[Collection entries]
+ + + + +
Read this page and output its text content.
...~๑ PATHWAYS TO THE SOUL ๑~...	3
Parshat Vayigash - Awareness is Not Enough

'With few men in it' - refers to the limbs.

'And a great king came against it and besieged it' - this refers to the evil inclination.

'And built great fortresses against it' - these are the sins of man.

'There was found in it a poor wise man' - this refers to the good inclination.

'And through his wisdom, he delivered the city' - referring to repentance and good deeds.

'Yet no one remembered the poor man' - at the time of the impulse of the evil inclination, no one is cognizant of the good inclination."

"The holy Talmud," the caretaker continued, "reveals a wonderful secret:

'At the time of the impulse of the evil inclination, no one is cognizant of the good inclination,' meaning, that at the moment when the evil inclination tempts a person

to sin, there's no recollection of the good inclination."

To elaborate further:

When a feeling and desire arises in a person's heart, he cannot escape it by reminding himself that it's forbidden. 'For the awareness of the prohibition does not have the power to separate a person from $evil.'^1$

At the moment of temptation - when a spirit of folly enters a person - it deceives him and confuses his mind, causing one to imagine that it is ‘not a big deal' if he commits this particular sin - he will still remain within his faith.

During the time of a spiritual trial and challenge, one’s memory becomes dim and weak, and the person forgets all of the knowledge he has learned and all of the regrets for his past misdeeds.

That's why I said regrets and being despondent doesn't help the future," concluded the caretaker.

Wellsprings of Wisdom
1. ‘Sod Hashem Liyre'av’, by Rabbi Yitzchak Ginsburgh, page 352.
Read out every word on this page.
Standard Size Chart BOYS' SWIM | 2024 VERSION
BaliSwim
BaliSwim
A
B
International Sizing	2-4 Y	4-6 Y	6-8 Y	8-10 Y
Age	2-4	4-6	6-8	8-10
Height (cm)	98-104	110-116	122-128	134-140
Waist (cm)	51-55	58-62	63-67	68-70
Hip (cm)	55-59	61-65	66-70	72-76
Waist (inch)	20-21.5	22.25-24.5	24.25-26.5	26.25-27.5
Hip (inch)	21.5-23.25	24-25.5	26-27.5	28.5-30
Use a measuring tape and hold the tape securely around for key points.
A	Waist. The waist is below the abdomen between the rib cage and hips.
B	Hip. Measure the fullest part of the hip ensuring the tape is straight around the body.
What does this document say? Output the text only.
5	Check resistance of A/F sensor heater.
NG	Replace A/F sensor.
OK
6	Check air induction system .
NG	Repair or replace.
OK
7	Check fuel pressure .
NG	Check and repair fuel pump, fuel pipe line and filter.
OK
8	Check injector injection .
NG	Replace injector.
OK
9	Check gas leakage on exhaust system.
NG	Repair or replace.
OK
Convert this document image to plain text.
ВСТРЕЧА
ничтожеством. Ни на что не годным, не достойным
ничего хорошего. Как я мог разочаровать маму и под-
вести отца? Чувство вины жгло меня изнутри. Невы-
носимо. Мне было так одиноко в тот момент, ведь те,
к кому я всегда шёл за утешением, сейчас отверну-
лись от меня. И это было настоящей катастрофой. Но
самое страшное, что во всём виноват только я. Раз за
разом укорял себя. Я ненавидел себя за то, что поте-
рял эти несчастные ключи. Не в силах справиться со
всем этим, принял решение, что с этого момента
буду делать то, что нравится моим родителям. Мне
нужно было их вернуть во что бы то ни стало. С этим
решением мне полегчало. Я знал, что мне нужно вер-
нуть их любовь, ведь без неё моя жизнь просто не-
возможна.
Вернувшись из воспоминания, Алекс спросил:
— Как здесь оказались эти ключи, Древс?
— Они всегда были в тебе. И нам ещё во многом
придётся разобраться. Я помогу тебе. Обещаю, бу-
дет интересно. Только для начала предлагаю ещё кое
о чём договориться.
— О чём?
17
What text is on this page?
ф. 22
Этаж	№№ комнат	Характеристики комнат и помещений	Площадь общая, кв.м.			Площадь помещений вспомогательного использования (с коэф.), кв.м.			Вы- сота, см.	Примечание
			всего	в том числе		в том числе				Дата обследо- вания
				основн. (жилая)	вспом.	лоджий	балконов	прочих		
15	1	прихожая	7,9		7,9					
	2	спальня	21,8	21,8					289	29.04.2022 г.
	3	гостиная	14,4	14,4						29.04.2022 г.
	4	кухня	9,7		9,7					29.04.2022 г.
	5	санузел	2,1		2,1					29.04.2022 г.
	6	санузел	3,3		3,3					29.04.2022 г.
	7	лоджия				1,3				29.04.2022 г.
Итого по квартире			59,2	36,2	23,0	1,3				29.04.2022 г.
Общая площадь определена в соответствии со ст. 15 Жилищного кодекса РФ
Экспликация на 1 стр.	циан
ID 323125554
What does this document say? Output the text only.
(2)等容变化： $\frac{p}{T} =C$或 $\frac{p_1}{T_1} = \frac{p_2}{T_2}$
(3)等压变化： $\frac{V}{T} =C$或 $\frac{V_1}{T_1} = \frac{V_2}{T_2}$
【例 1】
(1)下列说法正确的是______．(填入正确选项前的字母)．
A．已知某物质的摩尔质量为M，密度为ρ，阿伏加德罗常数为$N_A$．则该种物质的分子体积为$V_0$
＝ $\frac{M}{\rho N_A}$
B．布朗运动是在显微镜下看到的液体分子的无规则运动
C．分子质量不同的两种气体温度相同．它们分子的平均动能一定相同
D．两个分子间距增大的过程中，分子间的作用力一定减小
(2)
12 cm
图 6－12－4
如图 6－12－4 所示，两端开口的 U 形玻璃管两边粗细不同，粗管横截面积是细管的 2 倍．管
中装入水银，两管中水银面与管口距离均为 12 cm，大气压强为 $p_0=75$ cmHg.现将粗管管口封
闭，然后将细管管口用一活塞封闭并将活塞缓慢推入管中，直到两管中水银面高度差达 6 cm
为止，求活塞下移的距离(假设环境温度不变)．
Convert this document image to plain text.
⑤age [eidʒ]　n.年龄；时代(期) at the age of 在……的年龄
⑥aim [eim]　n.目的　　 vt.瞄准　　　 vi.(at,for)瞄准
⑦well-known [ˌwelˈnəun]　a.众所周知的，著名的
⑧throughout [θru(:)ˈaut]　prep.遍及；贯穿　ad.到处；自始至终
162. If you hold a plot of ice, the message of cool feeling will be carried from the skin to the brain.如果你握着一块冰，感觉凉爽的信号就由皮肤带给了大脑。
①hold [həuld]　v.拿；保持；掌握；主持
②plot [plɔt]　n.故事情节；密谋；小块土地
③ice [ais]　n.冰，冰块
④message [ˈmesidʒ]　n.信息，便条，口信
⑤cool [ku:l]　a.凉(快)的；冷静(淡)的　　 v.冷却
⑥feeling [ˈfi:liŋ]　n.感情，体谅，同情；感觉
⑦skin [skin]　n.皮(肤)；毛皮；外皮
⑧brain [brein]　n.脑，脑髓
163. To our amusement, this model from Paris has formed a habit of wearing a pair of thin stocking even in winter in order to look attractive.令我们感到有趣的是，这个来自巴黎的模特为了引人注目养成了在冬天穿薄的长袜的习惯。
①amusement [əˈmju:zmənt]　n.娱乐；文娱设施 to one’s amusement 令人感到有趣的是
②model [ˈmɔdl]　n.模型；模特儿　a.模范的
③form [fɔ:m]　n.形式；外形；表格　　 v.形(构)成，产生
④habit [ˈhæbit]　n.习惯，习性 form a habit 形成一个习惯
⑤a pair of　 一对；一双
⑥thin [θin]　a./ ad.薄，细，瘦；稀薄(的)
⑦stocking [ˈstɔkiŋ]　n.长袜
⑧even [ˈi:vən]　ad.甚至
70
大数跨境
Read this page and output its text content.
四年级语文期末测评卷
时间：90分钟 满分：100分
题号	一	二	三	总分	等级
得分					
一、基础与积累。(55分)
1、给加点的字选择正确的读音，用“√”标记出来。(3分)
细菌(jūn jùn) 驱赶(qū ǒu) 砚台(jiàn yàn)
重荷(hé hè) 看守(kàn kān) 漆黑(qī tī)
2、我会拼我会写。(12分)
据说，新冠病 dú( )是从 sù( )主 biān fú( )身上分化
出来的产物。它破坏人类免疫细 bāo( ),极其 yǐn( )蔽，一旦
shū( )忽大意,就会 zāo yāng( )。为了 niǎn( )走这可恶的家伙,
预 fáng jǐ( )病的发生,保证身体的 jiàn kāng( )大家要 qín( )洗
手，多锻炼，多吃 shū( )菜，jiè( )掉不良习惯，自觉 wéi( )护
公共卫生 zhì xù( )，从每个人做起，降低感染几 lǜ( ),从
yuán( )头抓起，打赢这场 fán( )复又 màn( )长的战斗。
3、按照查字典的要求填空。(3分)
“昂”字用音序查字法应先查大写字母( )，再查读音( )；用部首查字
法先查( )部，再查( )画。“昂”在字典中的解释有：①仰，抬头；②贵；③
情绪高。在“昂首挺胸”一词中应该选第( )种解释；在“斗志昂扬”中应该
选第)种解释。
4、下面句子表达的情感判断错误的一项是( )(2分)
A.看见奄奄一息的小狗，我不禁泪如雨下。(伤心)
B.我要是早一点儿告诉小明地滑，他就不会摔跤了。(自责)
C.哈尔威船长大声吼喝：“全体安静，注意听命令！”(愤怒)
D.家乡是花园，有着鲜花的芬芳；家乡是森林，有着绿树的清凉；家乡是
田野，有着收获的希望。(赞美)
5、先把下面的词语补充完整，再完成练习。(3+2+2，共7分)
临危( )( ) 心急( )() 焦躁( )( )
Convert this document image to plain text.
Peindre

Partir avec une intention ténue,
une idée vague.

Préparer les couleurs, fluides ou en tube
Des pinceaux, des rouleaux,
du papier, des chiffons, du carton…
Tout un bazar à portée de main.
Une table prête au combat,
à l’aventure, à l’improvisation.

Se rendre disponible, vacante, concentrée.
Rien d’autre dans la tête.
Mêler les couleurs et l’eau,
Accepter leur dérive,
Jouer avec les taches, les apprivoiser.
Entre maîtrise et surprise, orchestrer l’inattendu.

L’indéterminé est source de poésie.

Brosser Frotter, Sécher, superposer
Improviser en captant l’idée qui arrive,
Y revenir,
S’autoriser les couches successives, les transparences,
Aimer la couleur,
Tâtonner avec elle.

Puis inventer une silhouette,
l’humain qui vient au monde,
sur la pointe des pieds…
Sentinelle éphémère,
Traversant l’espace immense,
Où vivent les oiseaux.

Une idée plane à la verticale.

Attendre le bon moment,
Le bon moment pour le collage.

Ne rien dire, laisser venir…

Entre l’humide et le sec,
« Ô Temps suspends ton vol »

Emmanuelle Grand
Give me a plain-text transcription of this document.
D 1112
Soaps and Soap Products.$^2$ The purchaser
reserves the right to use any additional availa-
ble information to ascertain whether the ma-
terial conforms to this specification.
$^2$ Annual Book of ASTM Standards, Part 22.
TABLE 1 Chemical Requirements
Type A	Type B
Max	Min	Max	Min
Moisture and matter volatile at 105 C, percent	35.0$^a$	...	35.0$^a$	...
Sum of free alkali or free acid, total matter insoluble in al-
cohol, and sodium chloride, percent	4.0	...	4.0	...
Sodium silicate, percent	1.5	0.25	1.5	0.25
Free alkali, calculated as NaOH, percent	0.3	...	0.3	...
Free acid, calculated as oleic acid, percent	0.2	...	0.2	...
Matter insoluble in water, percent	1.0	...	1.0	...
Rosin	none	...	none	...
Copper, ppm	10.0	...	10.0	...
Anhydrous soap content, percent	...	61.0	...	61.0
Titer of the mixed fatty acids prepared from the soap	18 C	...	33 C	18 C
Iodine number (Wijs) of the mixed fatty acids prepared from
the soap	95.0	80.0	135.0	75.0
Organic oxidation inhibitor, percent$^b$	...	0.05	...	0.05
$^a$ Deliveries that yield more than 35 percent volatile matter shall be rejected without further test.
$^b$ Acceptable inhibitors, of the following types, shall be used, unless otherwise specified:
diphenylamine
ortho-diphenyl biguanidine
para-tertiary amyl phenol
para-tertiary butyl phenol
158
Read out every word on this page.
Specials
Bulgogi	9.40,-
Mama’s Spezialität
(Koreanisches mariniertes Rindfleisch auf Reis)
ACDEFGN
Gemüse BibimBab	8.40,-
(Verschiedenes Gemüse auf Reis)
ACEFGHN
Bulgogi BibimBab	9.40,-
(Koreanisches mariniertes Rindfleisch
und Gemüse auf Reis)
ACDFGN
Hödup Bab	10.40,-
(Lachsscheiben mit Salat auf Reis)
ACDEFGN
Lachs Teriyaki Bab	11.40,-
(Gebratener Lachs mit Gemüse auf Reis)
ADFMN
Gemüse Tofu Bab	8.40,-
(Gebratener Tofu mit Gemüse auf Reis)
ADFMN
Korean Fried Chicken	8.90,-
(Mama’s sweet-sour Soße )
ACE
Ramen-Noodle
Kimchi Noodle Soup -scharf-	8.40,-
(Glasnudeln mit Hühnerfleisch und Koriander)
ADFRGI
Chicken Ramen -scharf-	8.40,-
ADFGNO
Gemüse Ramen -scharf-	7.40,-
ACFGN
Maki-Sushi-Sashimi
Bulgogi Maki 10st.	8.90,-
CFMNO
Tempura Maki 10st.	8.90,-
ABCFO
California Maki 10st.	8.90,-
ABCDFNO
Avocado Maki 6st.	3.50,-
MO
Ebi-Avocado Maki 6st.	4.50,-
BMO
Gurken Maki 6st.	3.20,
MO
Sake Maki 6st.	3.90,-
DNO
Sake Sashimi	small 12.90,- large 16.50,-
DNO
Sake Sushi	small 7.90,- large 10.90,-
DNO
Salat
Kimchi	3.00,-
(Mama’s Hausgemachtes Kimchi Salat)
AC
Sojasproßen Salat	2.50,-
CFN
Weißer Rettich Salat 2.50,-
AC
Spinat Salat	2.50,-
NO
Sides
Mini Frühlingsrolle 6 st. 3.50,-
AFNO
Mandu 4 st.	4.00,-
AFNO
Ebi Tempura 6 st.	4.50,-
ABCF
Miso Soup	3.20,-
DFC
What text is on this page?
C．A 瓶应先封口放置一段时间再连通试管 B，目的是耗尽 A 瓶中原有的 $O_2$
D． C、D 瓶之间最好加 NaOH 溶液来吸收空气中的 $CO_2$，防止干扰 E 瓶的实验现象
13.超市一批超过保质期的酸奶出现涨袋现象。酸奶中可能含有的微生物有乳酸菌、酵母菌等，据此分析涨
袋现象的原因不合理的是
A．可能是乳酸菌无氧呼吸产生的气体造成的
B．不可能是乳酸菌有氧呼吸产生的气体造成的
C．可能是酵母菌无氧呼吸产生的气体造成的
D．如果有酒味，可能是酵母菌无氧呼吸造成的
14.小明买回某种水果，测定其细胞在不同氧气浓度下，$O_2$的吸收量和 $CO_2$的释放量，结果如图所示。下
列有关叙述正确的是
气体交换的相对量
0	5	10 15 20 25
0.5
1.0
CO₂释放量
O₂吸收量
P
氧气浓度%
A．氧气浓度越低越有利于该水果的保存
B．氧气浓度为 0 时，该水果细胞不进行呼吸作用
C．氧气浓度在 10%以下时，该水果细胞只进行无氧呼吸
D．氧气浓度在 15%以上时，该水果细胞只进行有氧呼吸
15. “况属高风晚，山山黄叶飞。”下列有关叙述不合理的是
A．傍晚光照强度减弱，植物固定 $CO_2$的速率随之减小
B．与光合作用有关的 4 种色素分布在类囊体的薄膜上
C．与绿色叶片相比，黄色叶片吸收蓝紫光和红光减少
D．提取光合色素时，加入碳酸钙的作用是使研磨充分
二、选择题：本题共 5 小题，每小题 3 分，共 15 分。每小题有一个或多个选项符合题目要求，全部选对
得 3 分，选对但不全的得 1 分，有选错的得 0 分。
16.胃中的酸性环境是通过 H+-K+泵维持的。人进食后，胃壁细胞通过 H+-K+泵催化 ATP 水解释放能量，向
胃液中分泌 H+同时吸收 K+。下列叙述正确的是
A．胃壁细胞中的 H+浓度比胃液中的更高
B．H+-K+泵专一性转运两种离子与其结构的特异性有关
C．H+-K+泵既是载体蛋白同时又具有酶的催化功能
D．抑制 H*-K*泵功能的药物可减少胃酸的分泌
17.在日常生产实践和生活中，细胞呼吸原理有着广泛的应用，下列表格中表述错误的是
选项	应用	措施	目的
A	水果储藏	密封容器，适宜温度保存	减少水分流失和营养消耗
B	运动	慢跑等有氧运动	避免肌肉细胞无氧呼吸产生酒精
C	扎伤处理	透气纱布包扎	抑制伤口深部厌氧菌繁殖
+ + + + +
What to do: What count of lines in the listing contain the word "Noodle"? Reply with the number only.

Completed exercise: 2